Exercise goal — Where does the string "reserved" appear in the records? Copy every line that contains it.

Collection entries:
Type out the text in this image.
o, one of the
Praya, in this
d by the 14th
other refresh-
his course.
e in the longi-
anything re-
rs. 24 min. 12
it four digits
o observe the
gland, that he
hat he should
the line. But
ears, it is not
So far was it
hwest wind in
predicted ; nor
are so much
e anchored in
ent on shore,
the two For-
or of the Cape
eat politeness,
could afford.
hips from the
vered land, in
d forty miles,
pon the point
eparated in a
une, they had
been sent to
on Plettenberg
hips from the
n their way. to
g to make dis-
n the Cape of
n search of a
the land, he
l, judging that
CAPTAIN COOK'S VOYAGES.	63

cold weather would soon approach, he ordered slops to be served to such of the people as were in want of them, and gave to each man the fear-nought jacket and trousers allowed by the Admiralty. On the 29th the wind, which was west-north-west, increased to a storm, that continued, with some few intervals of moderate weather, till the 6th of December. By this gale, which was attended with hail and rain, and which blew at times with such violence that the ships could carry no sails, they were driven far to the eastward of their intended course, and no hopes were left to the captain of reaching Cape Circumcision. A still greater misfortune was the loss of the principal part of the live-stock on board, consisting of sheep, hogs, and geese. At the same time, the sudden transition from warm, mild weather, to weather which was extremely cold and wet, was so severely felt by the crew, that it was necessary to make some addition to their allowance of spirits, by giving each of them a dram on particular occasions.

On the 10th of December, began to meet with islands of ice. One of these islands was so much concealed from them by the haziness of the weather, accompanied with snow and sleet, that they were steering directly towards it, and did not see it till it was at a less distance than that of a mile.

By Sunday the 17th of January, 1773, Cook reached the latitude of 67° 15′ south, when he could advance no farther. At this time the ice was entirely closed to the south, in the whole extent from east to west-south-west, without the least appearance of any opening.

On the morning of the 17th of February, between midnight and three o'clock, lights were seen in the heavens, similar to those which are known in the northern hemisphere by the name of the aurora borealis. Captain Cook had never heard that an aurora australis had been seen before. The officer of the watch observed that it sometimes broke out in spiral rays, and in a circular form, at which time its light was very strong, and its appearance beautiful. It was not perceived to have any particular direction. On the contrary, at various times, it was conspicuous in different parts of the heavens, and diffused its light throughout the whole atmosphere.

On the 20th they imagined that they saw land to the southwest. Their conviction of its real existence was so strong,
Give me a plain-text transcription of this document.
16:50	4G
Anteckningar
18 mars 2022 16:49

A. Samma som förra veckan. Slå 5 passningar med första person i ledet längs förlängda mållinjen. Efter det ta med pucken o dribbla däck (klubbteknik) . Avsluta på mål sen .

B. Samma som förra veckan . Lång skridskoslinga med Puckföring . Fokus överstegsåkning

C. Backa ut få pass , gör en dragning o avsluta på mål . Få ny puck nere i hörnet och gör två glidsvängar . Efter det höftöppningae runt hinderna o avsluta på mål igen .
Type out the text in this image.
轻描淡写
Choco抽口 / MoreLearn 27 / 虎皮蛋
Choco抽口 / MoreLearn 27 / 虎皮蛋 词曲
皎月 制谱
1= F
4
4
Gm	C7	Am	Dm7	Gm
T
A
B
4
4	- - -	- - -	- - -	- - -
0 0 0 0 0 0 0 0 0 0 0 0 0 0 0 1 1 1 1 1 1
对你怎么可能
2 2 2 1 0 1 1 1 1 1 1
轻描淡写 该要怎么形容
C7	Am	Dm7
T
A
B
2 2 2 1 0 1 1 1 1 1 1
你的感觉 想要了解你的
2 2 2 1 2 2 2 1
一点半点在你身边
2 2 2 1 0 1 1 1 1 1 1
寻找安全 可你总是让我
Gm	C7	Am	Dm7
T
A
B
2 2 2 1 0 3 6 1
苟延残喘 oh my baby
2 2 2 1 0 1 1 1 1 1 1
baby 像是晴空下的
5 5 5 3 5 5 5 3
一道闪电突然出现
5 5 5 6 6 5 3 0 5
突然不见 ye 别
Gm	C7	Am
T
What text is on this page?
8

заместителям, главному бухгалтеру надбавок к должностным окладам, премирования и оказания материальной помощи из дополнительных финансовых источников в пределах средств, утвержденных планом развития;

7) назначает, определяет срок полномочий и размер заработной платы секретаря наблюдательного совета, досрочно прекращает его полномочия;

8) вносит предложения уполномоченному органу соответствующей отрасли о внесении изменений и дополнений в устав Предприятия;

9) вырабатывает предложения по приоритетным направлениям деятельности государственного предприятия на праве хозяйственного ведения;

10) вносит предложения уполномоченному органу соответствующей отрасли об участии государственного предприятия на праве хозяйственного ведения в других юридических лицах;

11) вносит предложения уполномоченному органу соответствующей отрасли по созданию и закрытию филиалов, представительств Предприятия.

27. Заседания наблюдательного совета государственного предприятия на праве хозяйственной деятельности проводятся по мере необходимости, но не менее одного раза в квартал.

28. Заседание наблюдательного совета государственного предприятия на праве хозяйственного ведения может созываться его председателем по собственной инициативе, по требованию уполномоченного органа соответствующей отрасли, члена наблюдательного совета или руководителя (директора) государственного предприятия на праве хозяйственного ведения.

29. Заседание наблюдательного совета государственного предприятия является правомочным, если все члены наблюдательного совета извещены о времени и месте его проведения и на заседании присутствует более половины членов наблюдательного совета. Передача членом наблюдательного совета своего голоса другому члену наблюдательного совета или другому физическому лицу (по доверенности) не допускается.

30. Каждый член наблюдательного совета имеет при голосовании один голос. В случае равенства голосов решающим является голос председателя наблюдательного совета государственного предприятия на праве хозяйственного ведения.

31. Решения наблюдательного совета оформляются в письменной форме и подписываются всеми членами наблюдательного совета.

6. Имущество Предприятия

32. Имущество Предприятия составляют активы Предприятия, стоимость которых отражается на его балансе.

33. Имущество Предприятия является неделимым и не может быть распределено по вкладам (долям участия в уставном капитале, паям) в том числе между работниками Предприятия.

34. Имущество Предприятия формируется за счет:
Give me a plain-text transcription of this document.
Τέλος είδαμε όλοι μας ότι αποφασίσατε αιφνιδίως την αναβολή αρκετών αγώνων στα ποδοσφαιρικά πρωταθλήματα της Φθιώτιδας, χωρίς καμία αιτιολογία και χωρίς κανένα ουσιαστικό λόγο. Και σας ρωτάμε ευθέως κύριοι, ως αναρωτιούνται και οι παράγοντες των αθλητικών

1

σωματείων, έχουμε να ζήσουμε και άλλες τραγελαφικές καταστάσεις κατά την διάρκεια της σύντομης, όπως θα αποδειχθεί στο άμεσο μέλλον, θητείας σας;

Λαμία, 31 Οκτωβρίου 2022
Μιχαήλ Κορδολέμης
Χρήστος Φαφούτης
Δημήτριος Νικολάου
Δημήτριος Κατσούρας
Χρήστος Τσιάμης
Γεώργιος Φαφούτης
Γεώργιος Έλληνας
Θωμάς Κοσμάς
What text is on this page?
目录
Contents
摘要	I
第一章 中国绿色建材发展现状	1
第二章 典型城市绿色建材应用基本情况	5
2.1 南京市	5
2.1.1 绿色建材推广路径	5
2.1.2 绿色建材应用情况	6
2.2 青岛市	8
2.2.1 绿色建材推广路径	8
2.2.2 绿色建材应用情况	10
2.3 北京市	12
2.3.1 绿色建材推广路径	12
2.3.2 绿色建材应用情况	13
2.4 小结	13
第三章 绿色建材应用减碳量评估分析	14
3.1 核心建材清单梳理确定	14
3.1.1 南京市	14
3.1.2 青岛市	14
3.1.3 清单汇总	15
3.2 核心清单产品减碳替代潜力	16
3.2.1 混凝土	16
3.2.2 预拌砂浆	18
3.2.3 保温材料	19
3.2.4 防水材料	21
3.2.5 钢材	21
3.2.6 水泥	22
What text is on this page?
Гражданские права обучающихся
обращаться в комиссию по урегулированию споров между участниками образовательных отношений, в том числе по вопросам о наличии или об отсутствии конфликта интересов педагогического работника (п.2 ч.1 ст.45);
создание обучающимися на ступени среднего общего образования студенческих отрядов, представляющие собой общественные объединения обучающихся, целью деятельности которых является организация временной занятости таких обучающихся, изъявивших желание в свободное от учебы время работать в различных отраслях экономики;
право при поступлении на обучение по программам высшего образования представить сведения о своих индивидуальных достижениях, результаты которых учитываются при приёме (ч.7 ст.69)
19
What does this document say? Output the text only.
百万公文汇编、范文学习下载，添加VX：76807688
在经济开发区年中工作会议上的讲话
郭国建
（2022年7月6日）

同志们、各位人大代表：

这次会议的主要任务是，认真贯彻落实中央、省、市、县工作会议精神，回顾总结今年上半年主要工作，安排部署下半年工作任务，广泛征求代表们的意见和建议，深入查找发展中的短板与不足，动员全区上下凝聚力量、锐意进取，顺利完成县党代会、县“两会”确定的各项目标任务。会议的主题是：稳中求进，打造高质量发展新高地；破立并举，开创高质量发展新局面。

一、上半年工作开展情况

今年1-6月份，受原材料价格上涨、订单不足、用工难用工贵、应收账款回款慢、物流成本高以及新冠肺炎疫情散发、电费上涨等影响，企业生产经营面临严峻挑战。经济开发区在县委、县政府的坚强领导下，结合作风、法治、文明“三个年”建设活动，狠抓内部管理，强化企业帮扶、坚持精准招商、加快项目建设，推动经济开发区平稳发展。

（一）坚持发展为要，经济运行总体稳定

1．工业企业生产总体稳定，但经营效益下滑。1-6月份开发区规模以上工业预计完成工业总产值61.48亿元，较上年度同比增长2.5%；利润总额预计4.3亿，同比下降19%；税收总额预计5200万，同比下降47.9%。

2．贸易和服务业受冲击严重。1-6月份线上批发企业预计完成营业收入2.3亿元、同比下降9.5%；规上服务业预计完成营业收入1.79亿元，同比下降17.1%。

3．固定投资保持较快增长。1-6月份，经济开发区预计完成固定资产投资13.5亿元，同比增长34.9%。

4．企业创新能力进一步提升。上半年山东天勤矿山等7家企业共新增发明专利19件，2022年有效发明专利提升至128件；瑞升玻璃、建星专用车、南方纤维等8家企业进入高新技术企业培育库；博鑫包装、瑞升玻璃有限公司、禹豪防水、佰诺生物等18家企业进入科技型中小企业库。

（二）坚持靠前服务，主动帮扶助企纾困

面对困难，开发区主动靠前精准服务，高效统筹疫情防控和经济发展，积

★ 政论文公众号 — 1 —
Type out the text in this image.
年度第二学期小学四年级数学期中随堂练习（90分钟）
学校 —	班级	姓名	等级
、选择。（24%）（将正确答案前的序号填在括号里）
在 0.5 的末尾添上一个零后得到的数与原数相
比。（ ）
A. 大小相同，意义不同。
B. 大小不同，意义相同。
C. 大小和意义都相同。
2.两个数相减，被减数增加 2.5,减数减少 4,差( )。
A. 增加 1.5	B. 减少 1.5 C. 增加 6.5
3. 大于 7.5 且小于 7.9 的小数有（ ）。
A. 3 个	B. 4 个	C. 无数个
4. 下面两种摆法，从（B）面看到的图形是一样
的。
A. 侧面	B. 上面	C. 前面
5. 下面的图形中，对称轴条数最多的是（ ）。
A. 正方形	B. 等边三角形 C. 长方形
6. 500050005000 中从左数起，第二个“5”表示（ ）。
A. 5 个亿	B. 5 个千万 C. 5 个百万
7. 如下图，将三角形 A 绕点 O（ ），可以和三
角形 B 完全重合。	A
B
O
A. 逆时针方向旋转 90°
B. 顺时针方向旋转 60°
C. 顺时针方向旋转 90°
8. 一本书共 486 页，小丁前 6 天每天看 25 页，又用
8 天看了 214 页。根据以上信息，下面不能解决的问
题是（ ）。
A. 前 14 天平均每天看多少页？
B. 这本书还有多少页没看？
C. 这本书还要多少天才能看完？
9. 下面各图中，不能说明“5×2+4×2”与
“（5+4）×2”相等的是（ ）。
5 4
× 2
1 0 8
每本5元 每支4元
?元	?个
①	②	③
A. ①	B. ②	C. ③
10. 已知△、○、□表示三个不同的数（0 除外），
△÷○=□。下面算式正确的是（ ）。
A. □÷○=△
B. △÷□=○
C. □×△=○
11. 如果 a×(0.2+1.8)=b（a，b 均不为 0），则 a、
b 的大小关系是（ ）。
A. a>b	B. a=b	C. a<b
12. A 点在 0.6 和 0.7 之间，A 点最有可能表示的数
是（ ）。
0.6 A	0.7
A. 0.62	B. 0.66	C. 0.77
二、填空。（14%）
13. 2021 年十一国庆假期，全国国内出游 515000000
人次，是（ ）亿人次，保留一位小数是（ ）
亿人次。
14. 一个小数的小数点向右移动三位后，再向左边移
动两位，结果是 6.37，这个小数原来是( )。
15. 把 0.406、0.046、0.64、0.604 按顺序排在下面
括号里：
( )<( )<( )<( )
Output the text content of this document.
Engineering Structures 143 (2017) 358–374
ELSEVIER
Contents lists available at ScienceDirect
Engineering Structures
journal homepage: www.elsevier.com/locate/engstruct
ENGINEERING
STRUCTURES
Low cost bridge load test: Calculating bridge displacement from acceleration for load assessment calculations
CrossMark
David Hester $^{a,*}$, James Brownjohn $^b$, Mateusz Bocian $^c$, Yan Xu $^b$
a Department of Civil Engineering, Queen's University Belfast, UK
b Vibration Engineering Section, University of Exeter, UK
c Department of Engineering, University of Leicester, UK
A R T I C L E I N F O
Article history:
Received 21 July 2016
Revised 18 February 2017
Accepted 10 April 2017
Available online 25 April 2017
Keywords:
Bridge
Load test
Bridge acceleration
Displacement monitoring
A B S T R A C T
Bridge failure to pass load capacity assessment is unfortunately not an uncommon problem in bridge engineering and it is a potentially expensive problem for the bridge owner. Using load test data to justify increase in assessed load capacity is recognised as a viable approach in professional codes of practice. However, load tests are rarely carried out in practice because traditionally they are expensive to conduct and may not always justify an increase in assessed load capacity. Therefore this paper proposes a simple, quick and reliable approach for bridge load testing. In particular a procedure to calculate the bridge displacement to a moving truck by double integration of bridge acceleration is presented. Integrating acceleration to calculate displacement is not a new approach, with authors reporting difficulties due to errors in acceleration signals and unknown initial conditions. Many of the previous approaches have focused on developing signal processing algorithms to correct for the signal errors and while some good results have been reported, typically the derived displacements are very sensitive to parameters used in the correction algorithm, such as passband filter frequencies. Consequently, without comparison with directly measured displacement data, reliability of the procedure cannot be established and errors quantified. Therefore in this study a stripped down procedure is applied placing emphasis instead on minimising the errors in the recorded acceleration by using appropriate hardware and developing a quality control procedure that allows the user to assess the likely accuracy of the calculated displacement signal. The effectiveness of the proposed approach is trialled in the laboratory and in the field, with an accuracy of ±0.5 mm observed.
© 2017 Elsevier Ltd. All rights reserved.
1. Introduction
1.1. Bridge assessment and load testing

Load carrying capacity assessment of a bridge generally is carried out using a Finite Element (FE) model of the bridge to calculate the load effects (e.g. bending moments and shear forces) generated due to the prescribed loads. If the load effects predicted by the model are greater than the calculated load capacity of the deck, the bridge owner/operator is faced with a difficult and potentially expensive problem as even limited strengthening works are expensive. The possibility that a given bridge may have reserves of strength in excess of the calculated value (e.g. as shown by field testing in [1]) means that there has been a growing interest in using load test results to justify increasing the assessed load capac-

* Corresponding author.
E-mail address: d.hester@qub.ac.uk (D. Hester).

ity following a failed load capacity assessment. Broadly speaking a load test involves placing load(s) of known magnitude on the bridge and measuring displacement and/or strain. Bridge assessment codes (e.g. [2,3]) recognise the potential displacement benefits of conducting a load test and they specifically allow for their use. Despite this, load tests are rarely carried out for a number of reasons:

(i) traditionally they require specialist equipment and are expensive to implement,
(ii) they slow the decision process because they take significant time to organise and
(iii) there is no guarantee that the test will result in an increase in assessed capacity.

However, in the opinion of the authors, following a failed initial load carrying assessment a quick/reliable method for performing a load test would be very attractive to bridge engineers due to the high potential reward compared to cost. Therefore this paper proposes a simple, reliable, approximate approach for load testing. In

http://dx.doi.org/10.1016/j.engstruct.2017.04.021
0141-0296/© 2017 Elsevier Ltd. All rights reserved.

Response for this exercise —
© 2017 Elsevier Ltd. All rights reserved.
0141-0296/© 2017 Elsevier Ltd. All rights reserved.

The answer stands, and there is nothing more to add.